(Saved entries)

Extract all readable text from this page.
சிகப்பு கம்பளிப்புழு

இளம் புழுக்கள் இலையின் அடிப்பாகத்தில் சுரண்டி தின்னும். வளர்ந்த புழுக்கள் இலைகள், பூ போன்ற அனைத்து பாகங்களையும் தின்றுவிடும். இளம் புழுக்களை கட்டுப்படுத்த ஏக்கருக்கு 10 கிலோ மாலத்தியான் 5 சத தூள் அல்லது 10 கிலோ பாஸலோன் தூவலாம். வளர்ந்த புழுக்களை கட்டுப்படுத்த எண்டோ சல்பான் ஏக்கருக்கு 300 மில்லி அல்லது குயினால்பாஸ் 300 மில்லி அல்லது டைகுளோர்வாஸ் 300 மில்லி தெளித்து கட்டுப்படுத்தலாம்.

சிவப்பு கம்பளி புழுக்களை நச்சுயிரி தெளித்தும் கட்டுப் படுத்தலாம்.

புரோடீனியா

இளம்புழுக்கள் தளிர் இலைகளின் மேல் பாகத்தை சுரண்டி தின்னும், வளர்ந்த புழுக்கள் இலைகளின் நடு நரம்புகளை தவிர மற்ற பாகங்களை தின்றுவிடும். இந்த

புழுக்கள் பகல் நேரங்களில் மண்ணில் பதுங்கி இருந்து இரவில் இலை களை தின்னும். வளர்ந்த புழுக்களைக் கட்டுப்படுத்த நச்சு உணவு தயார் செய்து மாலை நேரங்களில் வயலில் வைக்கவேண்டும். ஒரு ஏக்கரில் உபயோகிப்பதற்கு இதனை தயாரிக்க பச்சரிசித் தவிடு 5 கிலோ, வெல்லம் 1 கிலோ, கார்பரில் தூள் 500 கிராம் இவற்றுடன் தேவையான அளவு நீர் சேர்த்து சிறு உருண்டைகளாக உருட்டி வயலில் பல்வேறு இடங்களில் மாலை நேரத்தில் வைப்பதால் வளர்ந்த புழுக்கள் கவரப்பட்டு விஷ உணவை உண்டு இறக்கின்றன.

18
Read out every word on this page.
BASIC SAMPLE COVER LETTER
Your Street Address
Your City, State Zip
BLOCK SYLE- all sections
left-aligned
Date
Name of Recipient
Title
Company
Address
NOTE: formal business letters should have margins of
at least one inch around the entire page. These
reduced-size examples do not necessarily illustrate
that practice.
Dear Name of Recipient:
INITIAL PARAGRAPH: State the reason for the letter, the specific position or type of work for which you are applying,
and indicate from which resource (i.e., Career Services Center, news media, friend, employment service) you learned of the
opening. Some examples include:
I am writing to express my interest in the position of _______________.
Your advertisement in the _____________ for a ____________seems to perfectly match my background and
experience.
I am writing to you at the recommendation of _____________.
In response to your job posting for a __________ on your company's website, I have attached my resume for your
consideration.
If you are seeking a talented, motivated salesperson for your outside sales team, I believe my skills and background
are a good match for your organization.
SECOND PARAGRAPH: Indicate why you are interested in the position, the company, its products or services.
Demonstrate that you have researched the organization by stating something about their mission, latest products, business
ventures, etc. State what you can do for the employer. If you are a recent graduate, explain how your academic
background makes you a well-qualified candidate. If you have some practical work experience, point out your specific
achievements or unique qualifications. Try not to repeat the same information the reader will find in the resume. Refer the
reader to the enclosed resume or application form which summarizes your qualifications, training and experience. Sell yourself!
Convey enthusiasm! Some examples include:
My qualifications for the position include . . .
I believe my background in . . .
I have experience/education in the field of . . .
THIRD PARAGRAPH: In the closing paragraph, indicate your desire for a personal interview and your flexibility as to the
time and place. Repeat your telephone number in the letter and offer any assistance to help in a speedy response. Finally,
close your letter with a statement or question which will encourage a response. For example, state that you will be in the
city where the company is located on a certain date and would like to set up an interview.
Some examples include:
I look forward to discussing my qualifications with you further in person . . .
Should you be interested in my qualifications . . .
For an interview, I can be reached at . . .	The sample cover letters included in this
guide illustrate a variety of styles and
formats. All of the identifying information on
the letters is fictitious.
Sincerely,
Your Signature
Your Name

Work to be completed =>
Your answer should be a single number: the count of lines holding the word "specific".

Expected output =>
2